Reproduce the material in full, unchanged.

= = = = =

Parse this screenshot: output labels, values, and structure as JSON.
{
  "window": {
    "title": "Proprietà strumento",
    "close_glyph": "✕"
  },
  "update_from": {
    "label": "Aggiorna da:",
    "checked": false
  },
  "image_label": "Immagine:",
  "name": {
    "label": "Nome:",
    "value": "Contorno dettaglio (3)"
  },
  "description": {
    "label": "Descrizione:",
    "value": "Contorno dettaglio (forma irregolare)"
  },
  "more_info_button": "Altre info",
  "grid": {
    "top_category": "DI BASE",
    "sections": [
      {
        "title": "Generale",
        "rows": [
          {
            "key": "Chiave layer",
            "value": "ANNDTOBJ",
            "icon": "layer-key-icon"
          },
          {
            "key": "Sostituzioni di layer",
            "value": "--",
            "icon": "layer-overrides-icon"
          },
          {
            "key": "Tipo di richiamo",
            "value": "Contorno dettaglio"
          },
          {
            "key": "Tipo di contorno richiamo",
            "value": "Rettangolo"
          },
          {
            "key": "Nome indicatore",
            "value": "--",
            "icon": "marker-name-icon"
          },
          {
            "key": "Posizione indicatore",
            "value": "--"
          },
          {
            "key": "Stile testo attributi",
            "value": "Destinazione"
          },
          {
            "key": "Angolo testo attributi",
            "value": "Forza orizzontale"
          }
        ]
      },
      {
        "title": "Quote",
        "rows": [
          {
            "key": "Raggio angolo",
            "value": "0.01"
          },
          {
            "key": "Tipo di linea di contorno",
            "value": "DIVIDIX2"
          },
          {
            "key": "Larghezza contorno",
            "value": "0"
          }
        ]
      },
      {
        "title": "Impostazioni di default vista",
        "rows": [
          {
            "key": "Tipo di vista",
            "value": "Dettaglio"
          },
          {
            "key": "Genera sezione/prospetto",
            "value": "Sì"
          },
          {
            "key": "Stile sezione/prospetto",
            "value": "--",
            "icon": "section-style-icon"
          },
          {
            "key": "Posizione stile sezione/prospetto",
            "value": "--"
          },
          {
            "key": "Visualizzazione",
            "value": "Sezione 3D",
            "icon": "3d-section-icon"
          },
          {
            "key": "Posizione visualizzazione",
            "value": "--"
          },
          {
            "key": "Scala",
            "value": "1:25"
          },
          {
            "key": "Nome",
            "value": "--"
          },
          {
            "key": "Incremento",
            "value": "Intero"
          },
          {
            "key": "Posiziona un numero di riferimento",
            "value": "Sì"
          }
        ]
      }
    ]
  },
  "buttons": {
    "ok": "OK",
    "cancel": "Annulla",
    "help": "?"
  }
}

= = = = =

◆ Answer to the exercise:
Parse this screenshot: output labels, values, and structure as JSON.
{
  "window": {
    "title": "Proprietà strumento",
    "close_glyph": "✕"
  },
  "update_from": {
    "label": "Aggiorna da:",
    "checked": false
  },
  "image_label": "Immagine:",
  "name": {
    "label": "Nome:",
    "value": "Contorno dettaglio (3)"
  },
  "description": {
    "label": "Descrizione:",
    "value": "Contorno dettaglio (forma irregolare)"
  },
  "more_info_button": "Altre info",
  "grid": {
    "top_category": "DI BASE",
    "sections": [
      {
        "title": "Generale",
        "rows": [
          {
            "key": "Chiave layer",
            "value": "ANNDTOBJ",
            "icon": "layer-key-icon"
          },
          {
            "key": "Sostituzioni di layer",
            "value": "--",
            "icon": "layer-overrides-icon"
          },
          {
            "key": "Tipo di richiamo",
            "value": "Contorno dettaglio"
          },
          {
            "key": "Tipo di contorno richiamo",
            "value": "Rettangolo"
          },
          {
            "key": "Nome indicatore",
            "value": "--",
            "icon": "marker-name-icon"
          },
          {
            "key": "Posizione indicatore",
            "value": "--"
          },
          {
            "key": "Stile testo attributi",
            "value": "Destinazione"
          },
          {
            "key": "Angolo testo attributi",
            "value": "Forza orizzontale"
          }
        ]
      },
      {
        "title": "Quote",
        "rows": [
          {
            "key": "Raggio angolo",
            "value": "0.01"
          },
          {
            "key": "Tipo di linea di contorno",
            "value": "DIVIDIX2"
          },
          {
            "key": "Larghezza contorno",
            "value": "0"
          }
        ]
      },
      {
        "title": "Impostazioni di default vista",
        "rows": [
          {
            "key": "Tipo di vista",
            "value": "Dettaglio"
          },
          {
            "key": "Genera sezione/prospetto",
            "value": "Sì"
          },
          {
            "key": "Stile sezione/prospetto",
            "value": "--",
            "icon": "section-style-icon"
          },
          {
            "key": "Posizione stile sezione/prospetto",
            "value": "--"
          },
          {
            "key": "Visualizzazione",
            "value": "Sezione 3D",
            "icon": "3d-section-icon"
          },
          {
            "key": "Posizione visualizzazione",
            "value": "--"
          },
          {
            "key": "Scala",
            "value": "1:25"
          },
          {
            "key": "Nome",
            "value": "--"
          },
          {
            "key": "Incremento",
            "value": "Intero"
          },
          {
            "key": "Posiziona un numero di riferimento",
            "value": "Sì"
          }
        ]
      }
    ]
  },
  "buttons": {
    "ok": "OK",
    "cancel": "Annulla",
    "help": "?"
  }
}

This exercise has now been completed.